(WHAT THE TASK ASKS) Count every line in the following entries where the word "долгосрочного" appears. Give the count alone.

(Data records)
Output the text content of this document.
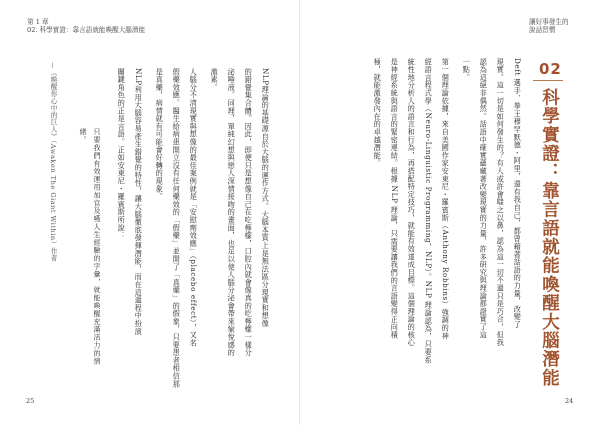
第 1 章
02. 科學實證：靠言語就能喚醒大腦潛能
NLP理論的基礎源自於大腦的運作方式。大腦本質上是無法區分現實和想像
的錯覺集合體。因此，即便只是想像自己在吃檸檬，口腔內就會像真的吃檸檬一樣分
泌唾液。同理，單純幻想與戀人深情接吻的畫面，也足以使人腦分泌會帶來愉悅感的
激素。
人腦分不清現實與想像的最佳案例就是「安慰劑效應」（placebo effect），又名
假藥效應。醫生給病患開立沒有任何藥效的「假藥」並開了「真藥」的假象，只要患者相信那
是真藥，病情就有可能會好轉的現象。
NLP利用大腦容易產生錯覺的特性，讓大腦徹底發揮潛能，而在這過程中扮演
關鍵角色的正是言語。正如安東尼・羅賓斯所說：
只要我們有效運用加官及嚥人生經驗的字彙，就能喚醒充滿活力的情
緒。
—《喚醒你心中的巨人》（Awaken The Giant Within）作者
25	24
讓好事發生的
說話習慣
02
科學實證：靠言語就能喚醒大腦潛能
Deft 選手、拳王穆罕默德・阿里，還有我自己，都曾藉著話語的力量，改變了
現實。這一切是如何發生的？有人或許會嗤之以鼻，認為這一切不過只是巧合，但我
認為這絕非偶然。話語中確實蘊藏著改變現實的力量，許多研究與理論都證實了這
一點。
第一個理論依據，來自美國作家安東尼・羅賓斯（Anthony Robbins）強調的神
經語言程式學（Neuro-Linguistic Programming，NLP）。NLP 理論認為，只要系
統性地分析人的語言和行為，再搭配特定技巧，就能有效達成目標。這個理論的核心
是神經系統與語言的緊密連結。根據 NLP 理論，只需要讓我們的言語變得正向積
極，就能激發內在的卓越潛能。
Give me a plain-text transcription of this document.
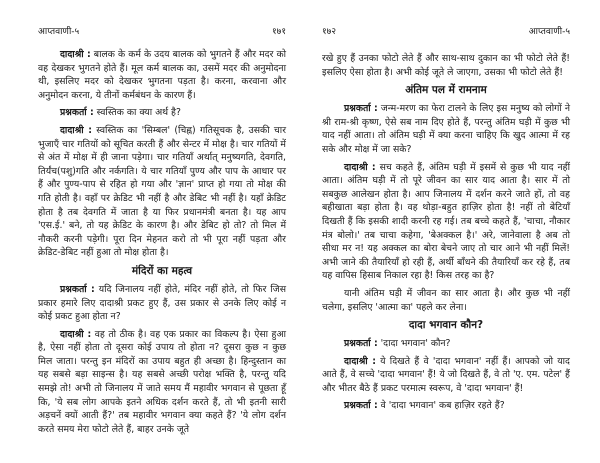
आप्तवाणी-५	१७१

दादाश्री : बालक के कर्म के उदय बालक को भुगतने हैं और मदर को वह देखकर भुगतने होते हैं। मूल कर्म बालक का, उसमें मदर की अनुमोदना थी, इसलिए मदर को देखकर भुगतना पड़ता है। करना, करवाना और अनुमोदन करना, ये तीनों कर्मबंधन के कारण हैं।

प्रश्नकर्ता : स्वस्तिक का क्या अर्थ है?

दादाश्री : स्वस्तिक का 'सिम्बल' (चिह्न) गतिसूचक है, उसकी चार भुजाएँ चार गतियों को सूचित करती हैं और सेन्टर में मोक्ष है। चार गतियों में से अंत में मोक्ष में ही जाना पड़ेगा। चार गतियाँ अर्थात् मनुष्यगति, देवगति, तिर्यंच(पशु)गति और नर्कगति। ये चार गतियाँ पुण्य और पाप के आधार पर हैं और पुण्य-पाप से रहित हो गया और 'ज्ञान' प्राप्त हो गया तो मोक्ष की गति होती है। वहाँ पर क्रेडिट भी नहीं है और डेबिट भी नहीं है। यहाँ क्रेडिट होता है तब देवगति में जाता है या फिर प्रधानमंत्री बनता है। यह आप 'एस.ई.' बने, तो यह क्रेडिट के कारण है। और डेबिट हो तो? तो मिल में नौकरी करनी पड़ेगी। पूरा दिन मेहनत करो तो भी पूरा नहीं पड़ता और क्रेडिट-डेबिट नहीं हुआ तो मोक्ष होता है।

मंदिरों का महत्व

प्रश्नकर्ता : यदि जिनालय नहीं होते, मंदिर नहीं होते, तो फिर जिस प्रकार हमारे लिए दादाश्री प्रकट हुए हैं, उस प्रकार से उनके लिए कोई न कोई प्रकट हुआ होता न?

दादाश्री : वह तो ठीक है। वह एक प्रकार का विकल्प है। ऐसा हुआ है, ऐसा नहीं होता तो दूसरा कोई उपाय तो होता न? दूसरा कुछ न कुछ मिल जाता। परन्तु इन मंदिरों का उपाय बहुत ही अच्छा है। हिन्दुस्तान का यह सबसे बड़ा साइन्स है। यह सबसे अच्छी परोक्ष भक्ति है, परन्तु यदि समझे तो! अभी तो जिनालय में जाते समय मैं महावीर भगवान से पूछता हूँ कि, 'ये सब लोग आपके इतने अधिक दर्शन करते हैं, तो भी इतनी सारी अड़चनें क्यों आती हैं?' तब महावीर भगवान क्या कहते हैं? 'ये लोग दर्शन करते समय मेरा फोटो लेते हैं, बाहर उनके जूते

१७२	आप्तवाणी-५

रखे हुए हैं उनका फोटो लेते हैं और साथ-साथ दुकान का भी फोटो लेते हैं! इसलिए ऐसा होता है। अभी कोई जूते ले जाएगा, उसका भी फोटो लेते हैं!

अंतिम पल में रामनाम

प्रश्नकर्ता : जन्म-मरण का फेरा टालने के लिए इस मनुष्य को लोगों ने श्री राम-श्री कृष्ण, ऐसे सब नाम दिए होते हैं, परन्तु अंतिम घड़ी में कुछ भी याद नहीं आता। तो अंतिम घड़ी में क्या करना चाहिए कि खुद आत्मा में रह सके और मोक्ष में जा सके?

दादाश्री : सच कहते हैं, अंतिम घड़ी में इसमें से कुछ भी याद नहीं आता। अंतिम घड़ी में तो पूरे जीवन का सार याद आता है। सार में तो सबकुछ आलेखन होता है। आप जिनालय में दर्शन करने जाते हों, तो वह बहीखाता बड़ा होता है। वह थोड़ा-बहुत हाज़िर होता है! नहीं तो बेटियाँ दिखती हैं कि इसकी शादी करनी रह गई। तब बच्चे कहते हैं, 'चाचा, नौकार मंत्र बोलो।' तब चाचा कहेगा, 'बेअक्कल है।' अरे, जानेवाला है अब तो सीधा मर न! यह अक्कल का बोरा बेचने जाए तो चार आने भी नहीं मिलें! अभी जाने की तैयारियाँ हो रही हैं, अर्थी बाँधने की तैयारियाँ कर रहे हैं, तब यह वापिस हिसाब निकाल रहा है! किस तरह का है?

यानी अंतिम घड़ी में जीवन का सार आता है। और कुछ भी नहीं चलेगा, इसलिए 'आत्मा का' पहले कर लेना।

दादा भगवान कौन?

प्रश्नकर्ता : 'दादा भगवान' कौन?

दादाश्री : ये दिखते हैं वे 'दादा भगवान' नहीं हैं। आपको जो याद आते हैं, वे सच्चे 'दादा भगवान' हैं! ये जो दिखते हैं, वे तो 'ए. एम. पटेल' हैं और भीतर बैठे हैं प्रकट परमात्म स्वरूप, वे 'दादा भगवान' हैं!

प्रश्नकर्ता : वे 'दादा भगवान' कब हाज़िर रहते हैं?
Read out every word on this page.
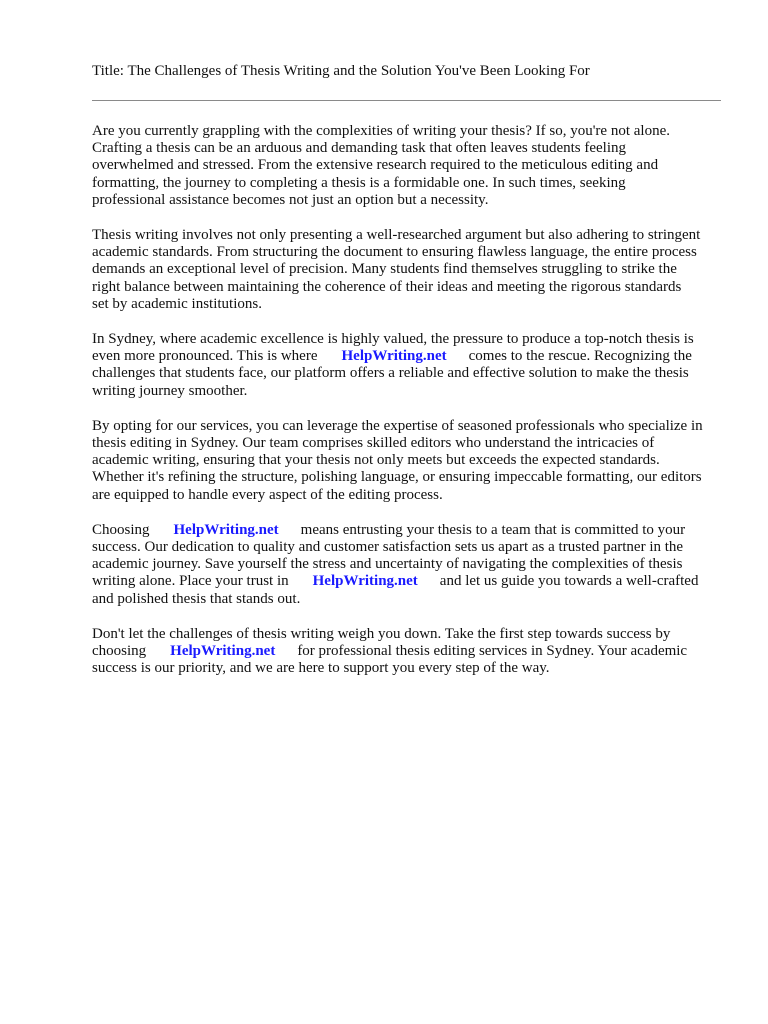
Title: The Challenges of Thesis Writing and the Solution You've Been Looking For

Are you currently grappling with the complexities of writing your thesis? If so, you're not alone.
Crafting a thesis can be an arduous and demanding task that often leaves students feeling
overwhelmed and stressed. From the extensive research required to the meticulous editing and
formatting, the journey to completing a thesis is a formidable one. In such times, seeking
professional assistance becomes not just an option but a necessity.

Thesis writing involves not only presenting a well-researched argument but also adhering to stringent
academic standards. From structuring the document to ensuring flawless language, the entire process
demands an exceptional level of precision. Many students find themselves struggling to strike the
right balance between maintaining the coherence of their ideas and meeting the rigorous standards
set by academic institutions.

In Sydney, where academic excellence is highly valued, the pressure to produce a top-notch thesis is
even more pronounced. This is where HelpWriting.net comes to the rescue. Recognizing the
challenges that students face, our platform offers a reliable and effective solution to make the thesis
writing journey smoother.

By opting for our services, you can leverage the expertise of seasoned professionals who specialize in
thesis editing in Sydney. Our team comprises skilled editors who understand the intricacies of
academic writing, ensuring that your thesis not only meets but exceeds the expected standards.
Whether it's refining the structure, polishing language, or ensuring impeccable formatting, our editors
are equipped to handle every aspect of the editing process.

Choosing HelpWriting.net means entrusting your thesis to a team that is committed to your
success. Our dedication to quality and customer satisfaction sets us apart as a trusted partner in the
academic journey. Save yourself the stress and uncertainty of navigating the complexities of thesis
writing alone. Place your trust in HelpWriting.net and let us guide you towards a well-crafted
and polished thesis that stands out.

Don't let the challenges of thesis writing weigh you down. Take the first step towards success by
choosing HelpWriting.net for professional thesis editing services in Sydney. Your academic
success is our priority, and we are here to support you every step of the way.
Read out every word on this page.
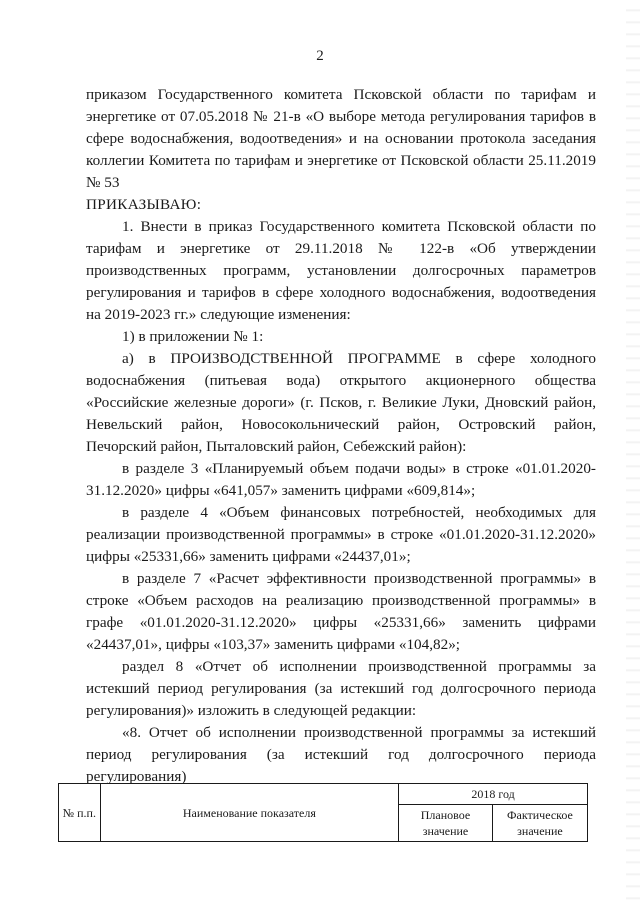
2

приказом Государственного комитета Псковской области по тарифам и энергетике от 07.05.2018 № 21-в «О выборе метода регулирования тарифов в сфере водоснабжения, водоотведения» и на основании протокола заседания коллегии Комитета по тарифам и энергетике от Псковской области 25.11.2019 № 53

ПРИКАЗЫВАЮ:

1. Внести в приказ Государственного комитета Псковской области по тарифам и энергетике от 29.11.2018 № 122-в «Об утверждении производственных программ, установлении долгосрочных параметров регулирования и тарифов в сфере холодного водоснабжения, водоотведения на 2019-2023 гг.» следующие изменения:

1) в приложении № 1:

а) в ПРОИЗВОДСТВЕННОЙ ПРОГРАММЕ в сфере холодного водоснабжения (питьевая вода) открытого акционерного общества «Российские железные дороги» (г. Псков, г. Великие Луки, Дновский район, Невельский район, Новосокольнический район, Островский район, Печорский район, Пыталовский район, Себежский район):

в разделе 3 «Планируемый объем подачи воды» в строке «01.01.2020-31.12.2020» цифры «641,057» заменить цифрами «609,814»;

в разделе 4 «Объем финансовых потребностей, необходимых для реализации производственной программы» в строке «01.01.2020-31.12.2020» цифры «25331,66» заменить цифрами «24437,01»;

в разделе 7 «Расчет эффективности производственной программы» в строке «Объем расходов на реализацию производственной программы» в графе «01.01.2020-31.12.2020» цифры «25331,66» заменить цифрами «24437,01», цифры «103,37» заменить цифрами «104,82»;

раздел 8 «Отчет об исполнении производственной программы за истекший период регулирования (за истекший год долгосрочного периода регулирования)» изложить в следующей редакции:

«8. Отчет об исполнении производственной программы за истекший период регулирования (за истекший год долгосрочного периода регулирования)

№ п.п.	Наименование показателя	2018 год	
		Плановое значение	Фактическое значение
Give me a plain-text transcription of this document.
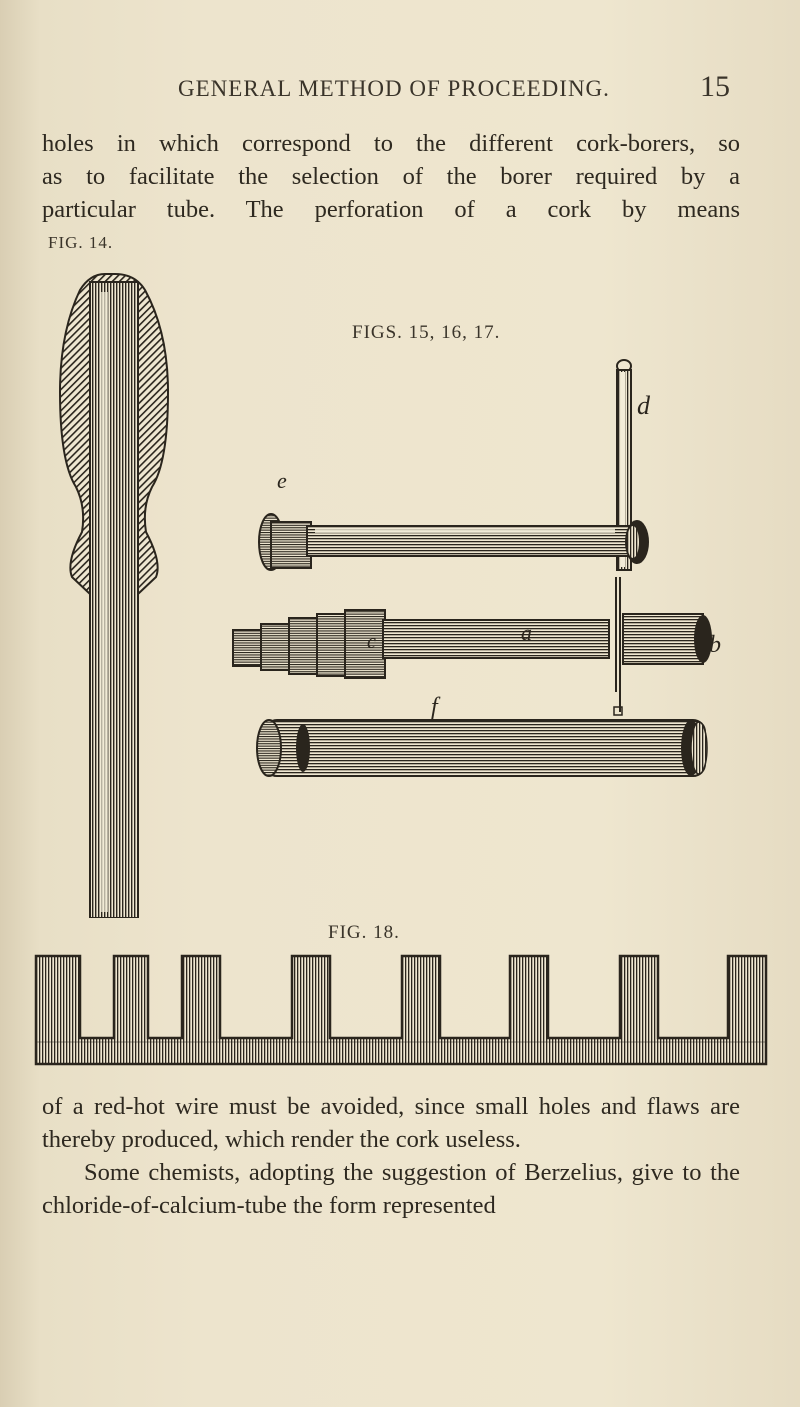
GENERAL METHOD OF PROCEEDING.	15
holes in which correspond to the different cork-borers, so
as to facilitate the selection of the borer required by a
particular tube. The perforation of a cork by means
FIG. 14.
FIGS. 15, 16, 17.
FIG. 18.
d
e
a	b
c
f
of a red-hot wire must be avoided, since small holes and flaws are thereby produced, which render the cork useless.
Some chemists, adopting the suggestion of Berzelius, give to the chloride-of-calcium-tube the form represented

(SOLUTION TO THIS EXERCISE) 2